## To do:
From the entries provided below, copy each line that contains the word "Injections".

Data items:

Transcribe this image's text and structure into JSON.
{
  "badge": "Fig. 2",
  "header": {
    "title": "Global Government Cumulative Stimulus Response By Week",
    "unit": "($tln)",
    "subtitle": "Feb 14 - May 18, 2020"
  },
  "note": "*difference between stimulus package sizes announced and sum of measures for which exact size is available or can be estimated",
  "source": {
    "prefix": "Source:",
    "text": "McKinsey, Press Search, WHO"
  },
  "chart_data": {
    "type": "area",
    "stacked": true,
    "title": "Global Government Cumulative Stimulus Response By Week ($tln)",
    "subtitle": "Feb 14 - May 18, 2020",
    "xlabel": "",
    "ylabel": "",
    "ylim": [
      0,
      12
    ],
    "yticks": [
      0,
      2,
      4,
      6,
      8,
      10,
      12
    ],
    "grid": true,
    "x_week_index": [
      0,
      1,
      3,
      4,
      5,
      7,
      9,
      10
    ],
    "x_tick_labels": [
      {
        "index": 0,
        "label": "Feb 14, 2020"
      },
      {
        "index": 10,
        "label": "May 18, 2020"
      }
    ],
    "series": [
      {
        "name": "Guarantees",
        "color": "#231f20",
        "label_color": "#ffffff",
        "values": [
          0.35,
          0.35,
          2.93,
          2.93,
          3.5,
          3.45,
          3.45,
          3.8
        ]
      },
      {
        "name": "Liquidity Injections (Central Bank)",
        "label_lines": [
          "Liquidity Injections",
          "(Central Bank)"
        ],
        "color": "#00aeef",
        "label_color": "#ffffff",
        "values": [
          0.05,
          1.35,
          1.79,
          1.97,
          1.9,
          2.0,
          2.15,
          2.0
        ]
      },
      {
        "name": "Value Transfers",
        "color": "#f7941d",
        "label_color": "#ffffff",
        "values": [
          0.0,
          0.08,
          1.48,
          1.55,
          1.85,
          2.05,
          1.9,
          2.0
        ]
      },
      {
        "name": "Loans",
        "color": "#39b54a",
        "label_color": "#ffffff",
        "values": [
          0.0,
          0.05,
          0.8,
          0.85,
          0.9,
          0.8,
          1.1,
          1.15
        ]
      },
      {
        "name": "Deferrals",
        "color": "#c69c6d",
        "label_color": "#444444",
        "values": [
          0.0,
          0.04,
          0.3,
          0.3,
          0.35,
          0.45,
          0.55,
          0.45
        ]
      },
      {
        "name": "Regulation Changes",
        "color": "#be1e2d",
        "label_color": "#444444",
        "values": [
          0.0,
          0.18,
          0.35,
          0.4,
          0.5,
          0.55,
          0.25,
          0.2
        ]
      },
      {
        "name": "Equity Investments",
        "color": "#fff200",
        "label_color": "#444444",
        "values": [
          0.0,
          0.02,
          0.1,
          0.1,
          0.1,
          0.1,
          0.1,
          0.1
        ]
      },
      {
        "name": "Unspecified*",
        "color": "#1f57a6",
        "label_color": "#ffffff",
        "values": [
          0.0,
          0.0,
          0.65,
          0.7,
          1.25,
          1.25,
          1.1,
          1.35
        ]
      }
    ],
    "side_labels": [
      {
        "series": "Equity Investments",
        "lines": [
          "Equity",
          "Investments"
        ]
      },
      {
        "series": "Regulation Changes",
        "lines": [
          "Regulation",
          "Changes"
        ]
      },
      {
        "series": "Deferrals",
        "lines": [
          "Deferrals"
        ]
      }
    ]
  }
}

## Reply:
        "name": "Liquidity Injections (Central Bank)",
          "Liquidity Injections",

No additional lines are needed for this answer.